How to complete this task: Transcribe, word for word, the passage of the Rust hg status thread below that opens with the words containing "1. I found a" and closes with "optimize it somehow.".

D2057: rust implementation of hg status

2018-03-09 Thread Ivzhh (Sheng Mao)
Ivzhh added a comment.


  In https://phab.mercurial-scm.org/D2057#44269, @yuja wrote:
  
  > >> Reading that page it seems to claim that filenames should be utf8, not 
bytes. If utf8, this is what the code does, but if it is bytes that definitely 
won't work.
  > > 
  > > IIRC it's bytes everyplace except Windows, where we pretend utf8 is real?
  >
  > It's MBCS (i.e. ANSI multi-byte characters) on Windows. The plain was to 
support
  >  both MBCS and UTF-8-variant on Windows, but that isn't a thing yet.
  >
  > Perhaps we'll have to write a platform compatibility layer (or 
serialization/deserialization
  >  layer) on top of the Rust's file API, something like vfs.py we have in 
Python code.
  
  
  Thank you for confirming that, I am a bit confusing when I read Encoding Plan 
wiki page. I am looking at Mozilla's rust winapi bindings, let me see if I can 
directly wrap around winapi::um::fileapi::FindFirstFileA 


REPOSITORY
  rHG Mercurial

REVISION DETAIL
  https://phab.mercurial-scm.org/D2057

To: Ivzhh, #hg-reviewers, kevincox
Cc: yuja, glandium, krbullock, indygreg, durin42, kevincox, mercurial-devel
___
Mercurial-devel mailing list
Mercurial-devel@mercurial-scm.org
https://www.mercurial-scm.org/mailman/listinfo/mercurial-devel


D2057: rust implementation of hg status

2018-03-08 Thread Ivzhh (Sheng Mao)
Ivzhh added a comment.


  Hi everyone,
  
  Thank you for your encouragements and comments! I will follow up with all 
comments and update the code soon.
  
  @indygreg It is a great idea to test on Mozilla repo, actually I found 
several things interesting:
  
  1. I found a bug in my code (shame on me): because I did not use byte 
literal, and I made a typo. This triggers problem in Mozilla unified repo
  2. A regexp pattern in hgignore in Mozilla unified repo is not supported by 
rust's regex crate, a.k.a. "(?!)". I choose to ignore these unsupported 
patterns.
  3. My version is slower in this repo: 70s (hg) and 90s (mine). CodeXL reveals 
that the mpatch::collect() function uses 63% of the running time. I think I 
need to optimize it somehow.

Supplied entries:
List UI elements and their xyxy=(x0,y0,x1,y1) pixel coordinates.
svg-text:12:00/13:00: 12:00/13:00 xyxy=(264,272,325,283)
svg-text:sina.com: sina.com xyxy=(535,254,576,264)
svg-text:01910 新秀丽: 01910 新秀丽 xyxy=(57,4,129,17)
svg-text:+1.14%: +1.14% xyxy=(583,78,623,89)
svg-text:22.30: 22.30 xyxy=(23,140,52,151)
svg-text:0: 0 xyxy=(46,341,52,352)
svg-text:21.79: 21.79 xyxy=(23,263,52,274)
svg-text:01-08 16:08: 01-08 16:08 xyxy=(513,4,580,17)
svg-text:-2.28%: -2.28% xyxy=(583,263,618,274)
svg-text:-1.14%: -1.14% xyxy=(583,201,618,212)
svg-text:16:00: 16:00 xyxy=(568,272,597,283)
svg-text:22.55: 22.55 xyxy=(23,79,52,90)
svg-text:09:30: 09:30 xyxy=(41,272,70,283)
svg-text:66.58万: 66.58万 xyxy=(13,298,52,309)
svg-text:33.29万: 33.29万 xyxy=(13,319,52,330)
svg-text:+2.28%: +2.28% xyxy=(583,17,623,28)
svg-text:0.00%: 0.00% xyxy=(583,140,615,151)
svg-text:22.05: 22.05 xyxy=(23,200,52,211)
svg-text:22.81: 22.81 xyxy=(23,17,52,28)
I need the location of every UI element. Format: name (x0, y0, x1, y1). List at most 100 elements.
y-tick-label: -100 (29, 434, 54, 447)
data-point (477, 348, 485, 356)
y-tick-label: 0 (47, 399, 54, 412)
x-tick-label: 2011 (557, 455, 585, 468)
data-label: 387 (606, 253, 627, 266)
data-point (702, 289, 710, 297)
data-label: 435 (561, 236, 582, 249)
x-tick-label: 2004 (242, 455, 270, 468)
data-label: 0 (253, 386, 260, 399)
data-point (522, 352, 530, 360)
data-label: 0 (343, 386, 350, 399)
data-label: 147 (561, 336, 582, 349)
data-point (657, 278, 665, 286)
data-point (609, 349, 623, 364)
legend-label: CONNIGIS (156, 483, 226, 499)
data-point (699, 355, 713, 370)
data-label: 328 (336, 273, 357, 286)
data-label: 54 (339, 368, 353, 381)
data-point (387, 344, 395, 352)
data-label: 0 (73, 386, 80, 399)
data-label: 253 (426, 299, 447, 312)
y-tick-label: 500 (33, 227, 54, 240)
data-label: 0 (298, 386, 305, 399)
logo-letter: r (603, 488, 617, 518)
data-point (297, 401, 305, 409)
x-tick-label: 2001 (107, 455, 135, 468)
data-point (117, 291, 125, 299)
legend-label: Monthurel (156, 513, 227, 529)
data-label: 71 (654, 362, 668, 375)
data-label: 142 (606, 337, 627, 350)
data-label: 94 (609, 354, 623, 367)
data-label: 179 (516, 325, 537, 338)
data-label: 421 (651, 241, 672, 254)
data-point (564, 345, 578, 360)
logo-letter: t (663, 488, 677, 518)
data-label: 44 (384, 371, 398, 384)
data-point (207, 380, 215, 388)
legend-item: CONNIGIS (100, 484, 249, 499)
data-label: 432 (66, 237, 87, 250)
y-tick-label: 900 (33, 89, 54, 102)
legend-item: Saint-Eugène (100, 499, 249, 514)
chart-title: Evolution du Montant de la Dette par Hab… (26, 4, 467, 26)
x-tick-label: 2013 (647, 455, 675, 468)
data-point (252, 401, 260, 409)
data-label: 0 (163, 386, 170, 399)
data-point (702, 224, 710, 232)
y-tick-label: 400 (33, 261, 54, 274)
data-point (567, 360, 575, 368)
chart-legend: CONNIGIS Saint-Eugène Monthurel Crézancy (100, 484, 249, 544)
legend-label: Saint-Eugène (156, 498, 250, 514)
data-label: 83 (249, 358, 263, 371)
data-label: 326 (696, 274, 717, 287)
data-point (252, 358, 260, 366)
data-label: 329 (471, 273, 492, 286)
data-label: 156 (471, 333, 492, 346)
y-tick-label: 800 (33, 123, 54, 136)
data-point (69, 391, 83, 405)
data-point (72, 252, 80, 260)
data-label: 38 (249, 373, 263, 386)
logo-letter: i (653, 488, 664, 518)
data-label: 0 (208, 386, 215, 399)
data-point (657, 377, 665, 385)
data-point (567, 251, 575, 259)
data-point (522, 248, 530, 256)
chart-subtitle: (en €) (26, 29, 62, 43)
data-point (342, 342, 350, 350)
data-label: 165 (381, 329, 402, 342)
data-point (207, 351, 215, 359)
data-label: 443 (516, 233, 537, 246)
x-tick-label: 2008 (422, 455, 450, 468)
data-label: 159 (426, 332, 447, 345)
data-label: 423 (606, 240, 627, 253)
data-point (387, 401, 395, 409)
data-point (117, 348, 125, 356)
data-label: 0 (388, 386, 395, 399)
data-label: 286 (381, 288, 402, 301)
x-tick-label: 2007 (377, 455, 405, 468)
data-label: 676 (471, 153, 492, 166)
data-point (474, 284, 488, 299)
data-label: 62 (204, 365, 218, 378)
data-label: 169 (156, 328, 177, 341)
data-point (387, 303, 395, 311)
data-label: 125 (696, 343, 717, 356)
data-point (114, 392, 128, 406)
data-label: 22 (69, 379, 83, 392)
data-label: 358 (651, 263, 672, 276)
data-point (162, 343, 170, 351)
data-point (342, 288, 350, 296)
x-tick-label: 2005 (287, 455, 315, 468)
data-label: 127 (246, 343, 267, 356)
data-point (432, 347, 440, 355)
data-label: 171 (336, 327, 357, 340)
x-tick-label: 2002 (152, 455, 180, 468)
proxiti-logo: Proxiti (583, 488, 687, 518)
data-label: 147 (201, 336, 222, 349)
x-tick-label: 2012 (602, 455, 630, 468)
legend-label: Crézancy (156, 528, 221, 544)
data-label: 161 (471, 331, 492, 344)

Answer to the problem:
1. I found a bug in my code (shame on me): because I did not use byte 
literal, and I made a typo. This triggers problem in Mozilla unified repo
  2. A regexp pattern in hgignore in Mozilla unified repo is not supported by 
rust's regex crate, a.k.a. "(?!)". I choose to ignore these unsupported 
patterns.
  3. My version is slower in this repo: 70s (hg) and 90s (mine). CodeXL reveals 
that the mpatch::collect() function uses 63% of the running time. I think I 
need to optimize it somehow.